STATED GOAL: Below are the records; pull every line that includes "register".

GIVEN RECORDS:
==================================================
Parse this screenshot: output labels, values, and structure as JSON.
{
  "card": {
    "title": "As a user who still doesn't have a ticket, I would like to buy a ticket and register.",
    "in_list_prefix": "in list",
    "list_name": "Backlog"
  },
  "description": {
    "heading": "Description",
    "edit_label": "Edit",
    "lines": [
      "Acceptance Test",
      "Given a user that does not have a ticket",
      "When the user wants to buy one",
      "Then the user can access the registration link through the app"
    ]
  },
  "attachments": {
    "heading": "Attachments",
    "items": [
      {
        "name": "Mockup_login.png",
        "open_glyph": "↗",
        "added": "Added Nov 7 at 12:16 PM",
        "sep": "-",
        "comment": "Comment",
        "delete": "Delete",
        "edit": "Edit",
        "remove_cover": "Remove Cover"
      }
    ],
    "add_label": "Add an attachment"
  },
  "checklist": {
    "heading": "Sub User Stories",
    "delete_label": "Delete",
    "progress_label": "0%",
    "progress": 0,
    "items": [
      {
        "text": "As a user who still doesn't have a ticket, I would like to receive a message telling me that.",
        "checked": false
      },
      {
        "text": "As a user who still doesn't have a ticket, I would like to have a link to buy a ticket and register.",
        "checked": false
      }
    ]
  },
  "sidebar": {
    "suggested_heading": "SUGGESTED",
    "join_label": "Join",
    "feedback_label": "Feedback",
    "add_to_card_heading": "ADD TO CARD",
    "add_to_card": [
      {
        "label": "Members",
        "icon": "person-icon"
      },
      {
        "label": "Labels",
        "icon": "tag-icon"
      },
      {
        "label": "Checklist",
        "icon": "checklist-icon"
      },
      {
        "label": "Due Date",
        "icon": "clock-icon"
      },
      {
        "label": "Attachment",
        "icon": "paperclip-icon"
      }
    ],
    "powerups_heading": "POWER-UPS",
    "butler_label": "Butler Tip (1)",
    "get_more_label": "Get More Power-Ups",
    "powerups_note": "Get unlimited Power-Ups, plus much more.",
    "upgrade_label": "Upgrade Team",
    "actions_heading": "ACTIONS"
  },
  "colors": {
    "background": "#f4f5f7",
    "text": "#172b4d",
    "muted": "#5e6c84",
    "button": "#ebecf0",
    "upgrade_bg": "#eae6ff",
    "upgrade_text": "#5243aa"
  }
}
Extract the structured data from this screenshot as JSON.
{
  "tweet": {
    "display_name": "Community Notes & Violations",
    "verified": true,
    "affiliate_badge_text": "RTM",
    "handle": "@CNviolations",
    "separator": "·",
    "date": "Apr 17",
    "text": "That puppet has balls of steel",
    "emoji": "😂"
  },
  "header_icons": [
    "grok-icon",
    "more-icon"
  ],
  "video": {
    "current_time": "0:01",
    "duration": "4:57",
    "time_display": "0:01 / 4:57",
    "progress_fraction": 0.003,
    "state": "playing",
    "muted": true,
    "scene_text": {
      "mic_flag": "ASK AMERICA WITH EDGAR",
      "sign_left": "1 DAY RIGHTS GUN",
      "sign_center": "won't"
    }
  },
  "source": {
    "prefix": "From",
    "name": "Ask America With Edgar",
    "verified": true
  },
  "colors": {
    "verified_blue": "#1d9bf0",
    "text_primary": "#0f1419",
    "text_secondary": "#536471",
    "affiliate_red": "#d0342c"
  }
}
==================================================
FINAL ANSWER:
    "title": "As a user who still doesn't have a ticket, I would like to buy a ticket and register.",
        "text": "As a user who still doesn't have a ticket, I would like to have a link to buy a ticket and register.",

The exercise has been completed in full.